Your objective – Drop the pictures; give again exactly the lines from the one holding "Output a JSON" through the end of the data.

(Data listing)
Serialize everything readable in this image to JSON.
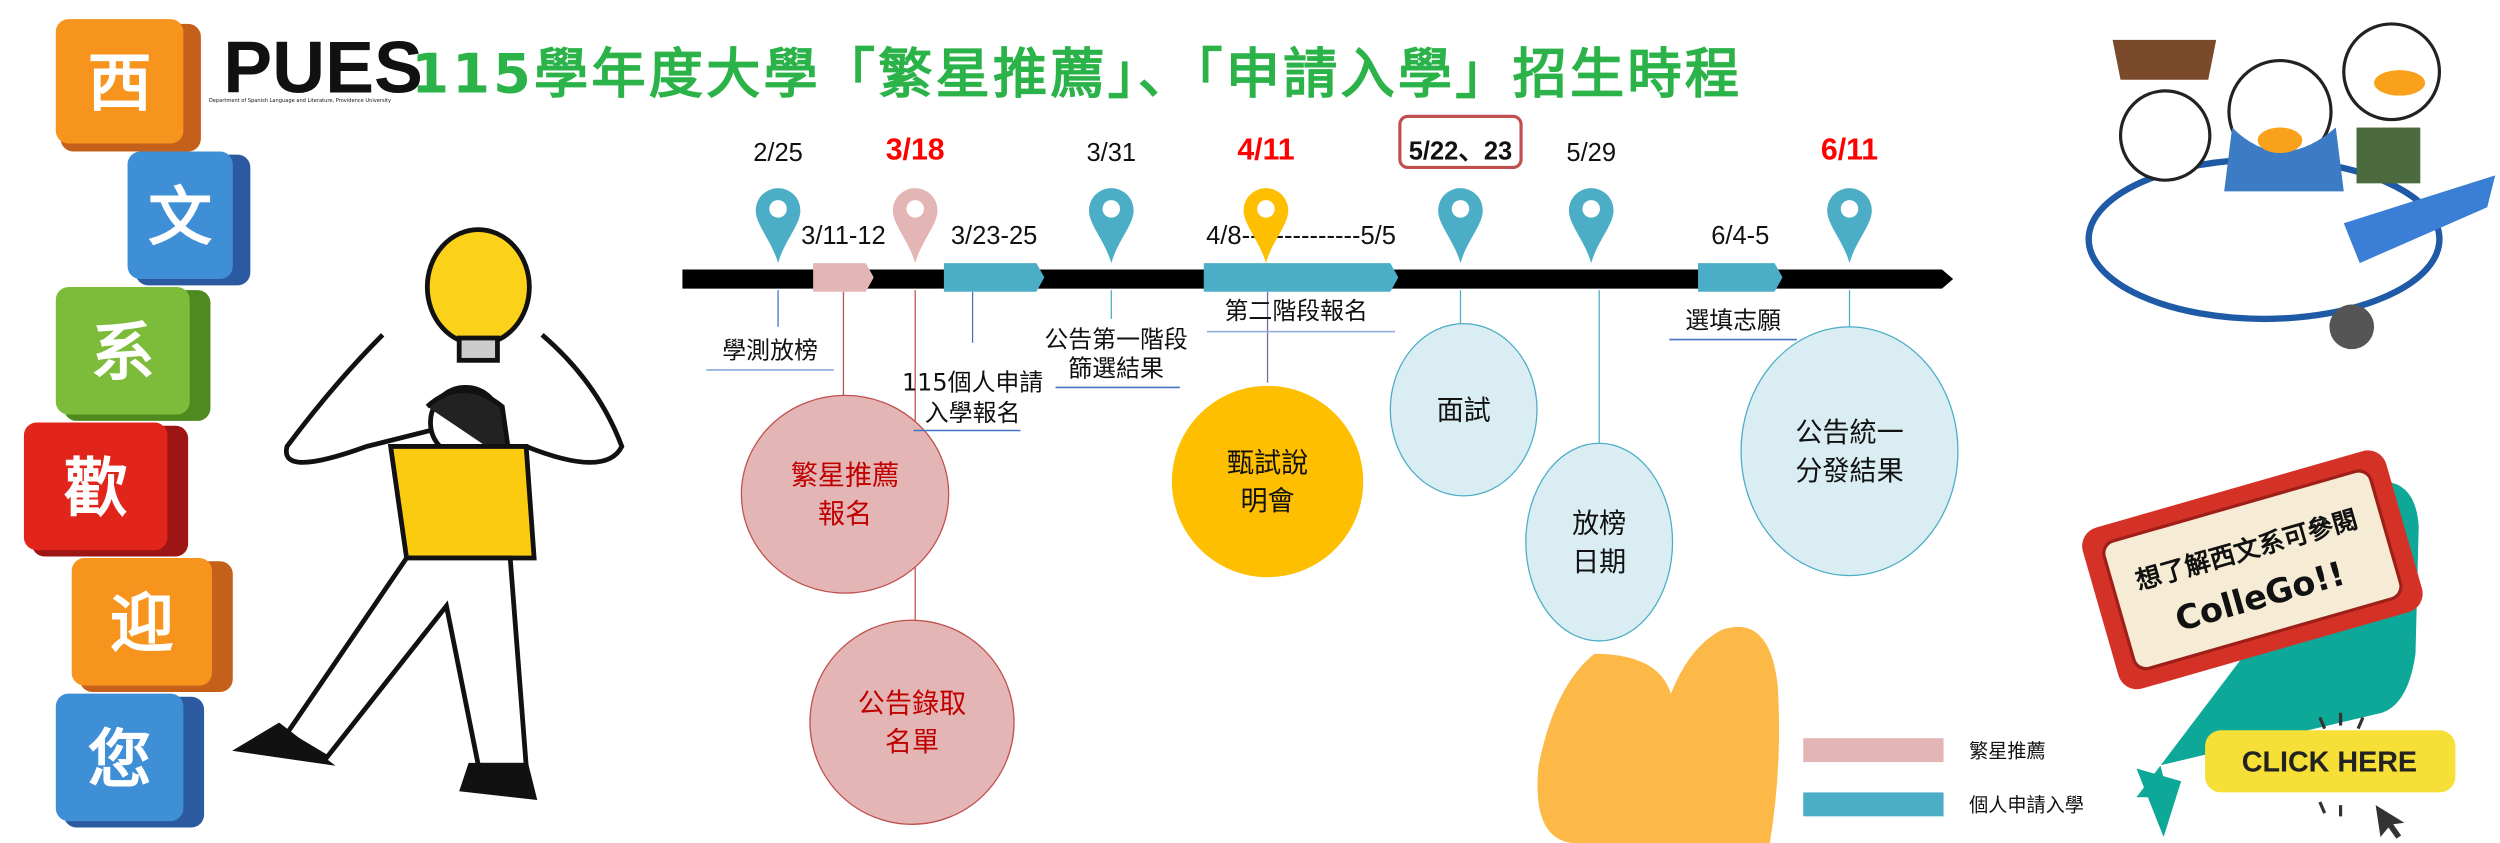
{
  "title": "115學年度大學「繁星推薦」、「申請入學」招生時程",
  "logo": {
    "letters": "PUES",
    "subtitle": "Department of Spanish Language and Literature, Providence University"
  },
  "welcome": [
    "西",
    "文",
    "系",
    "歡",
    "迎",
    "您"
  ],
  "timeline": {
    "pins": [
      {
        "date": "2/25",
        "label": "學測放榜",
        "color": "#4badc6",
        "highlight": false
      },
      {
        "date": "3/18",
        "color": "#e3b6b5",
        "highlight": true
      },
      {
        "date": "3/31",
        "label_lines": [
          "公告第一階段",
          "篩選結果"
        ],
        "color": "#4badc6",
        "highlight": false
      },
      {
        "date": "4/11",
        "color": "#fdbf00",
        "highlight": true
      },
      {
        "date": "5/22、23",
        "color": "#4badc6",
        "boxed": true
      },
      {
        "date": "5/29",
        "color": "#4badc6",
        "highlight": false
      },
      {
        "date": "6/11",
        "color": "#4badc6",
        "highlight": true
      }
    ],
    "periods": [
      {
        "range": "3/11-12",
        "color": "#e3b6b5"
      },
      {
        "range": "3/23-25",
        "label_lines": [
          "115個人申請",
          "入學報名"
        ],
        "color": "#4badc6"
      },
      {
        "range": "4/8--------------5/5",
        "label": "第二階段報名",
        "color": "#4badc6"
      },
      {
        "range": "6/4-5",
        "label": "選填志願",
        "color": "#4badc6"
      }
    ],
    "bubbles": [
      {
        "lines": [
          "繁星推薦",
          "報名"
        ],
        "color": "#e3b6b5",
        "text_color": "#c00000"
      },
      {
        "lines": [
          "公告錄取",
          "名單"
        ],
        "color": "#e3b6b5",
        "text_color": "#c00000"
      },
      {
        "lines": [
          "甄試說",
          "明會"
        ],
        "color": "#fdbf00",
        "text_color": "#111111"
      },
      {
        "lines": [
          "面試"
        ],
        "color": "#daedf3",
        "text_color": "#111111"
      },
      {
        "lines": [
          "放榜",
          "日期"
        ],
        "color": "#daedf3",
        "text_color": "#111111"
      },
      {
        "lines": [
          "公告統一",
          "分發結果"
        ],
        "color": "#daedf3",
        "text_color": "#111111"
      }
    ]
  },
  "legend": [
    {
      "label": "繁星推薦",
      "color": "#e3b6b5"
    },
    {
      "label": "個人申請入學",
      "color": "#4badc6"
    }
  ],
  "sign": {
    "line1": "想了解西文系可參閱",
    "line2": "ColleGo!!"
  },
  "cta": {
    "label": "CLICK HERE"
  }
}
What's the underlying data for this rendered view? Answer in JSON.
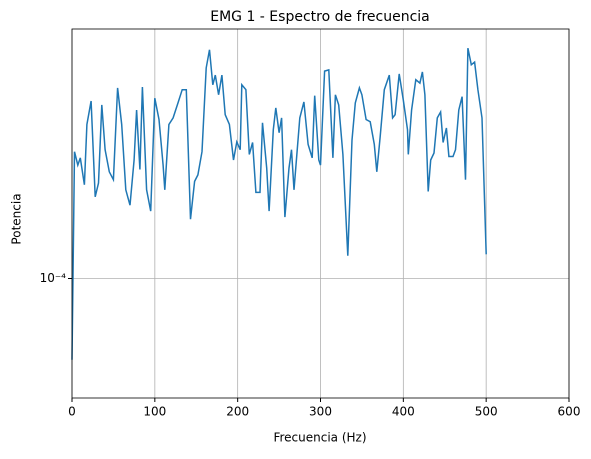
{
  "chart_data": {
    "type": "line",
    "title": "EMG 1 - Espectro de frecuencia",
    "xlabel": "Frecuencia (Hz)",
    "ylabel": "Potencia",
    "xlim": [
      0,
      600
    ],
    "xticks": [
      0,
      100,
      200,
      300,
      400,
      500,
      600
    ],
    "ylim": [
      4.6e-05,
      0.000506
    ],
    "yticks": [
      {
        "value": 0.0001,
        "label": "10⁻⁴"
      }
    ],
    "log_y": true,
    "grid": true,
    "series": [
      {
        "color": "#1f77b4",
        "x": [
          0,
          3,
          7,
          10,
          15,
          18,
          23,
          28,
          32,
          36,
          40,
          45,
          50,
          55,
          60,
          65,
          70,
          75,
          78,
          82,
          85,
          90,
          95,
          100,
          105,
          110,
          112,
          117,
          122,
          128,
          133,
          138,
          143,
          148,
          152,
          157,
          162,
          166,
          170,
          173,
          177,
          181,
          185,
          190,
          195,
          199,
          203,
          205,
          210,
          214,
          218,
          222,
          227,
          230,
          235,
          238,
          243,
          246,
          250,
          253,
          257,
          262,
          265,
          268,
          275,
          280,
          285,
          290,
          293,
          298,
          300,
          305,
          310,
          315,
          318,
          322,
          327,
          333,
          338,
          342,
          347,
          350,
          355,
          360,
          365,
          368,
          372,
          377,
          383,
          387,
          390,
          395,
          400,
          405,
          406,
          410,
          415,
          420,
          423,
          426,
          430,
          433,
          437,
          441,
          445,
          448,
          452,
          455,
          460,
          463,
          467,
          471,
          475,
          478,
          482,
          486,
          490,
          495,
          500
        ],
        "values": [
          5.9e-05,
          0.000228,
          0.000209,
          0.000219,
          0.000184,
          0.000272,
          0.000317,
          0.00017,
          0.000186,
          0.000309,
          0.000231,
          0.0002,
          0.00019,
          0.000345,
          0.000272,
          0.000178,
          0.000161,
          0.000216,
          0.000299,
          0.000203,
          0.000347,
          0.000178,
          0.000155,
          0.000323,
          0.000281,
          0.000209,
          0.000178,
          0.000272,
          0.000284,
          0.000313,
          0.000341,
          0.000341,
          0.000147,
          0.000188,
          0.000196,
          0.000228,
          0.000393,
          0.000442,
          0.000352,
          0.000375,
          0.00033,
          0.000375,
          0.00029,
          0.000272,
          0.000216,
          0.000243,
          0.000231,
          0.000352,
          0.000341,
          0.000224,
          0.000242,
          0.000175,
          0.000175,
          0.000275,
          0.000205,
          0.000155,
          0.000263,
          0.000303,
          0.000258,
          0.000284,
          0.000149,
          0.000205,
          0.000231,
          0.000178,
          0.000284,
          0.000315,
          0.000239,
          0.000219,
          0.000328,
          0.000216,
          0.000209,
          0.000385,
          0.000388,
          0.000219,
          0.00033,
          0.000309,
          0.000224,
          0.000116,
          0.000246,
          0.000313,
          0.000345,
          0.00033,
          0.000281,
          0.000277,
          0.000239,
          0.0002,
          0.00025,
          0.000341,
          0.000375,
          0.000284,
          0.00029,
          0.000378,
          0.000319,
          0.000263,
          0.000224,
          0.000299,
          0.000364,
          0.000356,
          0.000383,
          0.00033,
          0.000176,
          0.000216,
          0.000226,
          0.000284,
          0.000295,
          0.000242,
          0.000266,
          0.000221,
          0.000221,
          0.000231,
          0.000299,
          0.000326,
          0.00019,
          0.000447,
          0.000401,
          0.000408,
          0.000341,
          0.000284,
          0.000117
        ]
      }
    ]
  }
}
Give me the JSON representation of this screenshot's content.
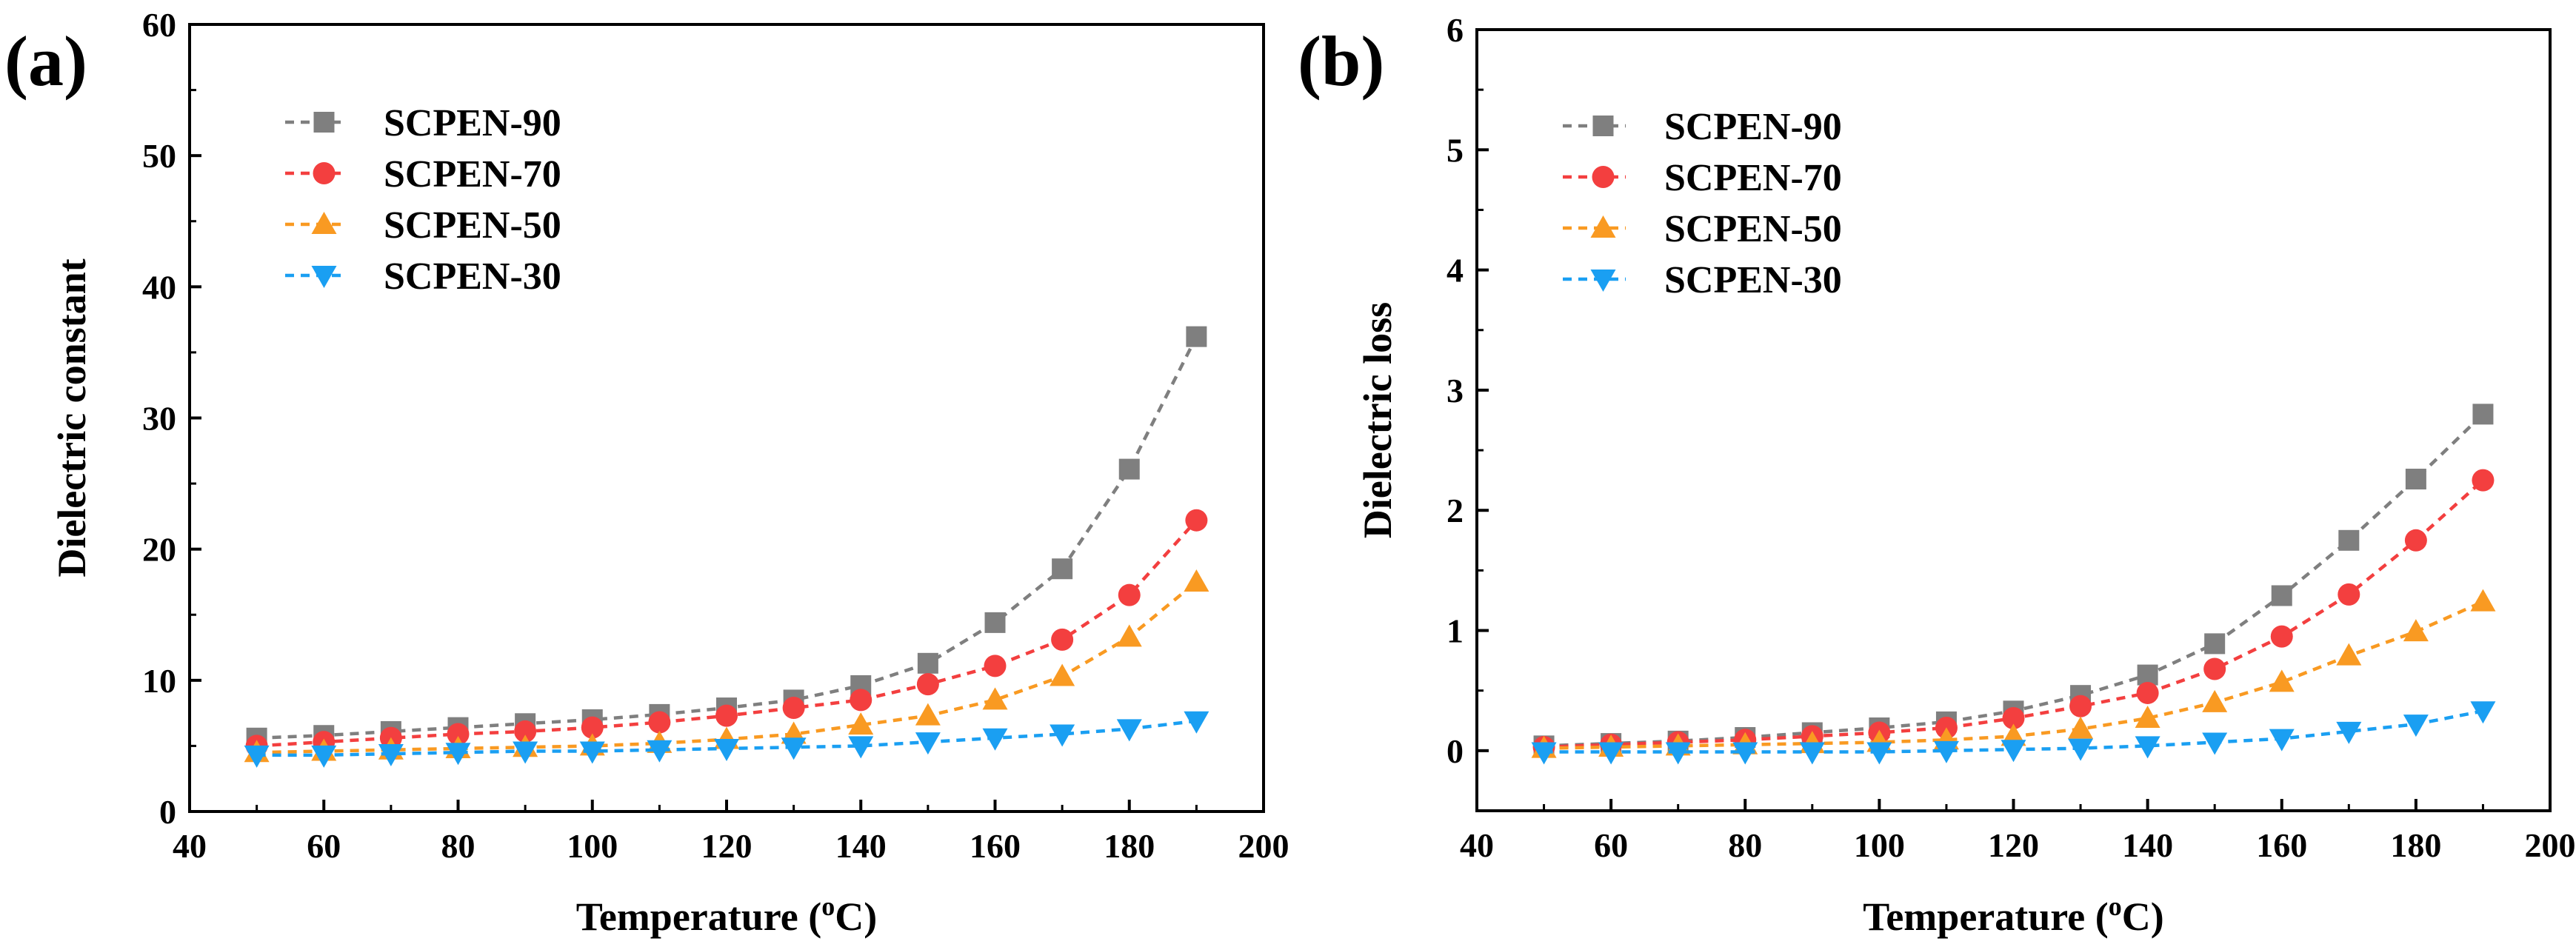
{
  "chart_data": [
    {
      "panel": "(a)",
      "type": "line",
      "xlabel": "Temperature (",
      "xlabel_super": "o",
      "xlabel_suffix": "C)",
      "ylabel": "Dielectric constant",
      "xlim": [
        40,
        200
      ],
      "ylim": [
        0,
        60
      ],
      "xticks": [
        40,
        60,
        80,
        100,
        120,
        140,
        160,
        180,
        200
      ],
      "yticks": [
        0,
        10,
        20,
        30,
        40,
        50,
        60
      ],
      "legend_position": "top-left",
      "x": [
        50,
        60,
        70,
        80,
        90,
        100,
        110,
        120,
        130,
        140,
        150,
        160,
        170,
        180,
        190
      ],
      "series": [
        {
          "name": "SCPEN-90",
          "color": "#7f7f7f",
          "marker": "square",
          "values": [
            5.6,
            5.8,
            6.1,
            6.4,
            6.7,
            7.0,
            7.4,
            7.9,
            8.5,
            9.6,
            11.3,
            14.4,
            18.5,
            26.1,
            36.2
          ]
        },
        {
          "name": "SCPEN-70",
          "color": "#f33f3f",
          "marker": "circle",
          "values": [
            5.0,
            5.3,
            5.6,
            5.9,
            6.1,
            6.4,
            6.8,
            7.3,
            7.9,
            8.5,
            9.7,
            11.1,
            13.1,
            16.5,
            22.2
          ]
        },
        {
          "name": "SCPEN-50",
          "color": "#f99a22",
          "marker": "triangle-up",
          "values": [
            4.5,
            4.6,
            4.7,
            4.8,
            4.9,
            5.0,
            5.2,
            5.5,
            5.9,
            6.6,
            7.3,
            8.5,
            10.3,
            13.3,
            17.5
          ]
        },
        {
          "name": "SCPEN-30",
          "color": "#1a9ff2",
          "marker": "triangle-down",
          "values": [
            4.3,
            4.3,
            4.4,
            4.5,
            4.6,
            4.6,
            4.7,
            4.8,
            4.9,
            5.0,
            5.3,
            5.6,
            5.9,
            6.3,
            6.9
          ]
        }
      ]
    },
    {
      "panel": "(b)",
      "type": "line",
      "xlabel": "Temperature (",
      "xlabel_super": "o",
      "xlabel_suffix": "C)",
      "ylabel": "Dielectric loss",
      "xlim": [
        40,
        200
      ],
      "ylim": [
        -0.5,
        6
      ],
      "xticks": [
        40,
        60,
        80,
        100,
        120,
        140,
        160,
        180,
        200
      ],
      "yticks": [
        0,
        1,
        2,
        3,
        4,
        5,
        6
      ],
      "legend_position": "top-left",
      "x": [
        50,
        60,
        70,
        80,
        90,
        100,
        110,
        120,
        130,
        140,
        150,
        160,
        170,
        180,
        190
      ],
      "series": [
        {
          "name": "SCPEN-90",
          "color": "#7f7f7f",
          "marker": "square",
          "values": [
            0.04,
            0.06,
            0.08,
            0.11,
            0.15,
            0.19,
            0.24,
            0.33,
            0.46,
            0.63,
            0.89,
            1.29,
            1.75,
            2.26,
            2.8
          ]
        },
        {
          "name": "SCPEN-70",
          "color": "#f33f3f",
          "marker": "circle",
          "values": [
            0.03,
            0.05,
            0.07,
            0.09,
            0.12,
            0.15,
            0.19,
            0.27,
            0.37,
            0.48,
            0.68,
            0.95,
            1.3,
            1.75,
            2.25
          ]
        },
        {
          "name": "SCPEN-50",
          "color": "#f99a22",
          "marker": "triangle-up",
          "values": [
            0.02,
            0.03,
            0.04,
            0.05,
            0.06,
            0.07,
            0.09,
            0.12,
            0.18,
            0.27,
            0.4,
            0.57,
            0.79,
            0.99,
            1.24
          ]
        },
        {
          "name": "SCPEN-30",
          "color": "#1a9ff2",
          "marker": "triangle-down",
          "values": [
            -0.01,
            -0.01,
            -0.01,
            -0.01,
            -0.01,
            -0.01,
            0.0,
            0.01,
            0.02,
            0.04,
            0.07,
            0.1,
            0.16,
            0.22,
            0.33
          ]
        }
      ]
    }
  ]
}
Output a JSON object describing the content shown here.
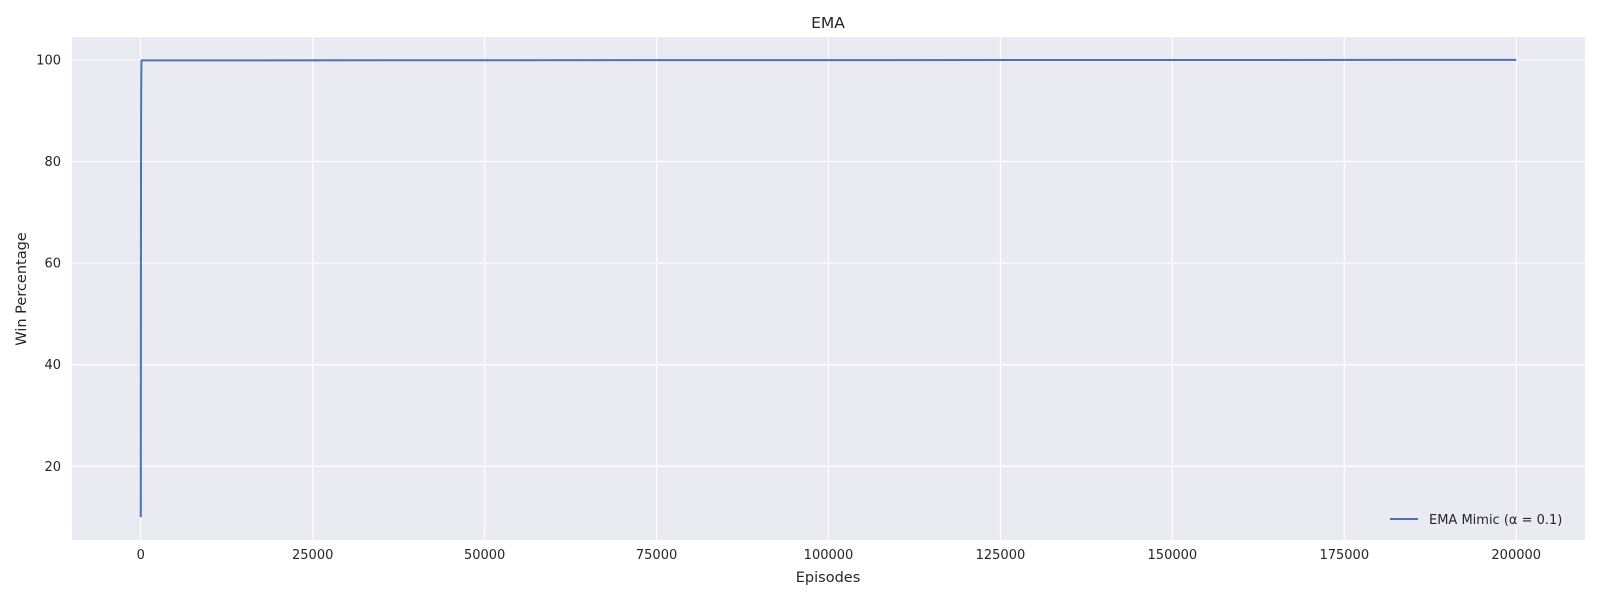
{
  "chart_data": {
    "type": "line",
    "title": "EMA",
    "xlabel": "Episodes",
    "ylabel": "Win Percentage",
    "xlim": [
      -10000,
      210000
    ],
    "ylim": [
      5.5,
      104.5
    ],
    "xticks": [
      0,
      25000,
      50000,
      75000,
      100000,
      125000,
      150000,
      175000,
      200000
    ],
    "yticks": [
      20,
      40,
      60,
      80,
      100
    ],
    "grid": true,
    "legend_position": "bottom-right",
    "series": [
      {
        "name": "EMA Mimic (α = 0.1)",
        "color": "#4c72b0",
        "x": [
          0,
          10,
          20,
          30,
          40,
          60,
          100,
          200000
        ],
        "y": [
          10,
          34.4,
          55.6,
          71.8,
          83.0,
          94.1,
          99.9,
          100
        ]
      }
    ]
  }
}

Result for this exercise –
Output a JSON object describing the content shown here.
{
  "chart_data": {
    "type": "line",
    "title": "EMA",
    "xlabel": "Episodes",
    "ylabel": "Win Percentage",
    "xlim": [
      -10000,
      210000
    ],
    "ylim": [
      5.5,
      104.5
    ],
    "xticks": [
      0,
      25000,
      50000,
      75000,
      100000,
      125000,
      150000,
      175000,
      200000
    ],
    "yticks": [
      20,
      40,
      60,
      80,
      100
    ],
    "grid": true,
    "legend_position": "bottom-right",
    "series": [
      {
        "name": "EMA Mimic (α = 0.1)",
        "color": "#4c72b0",
        "x": [
          0,
          10,
          20,
          30,
          40,
          60,
          100,
          200000
        ],
        "y": [
          10,
          34.4,
          55.6,
          71.8,
          83.0,
          94.1,
          99.9,
          100
        ]
      }
    ]
  }
}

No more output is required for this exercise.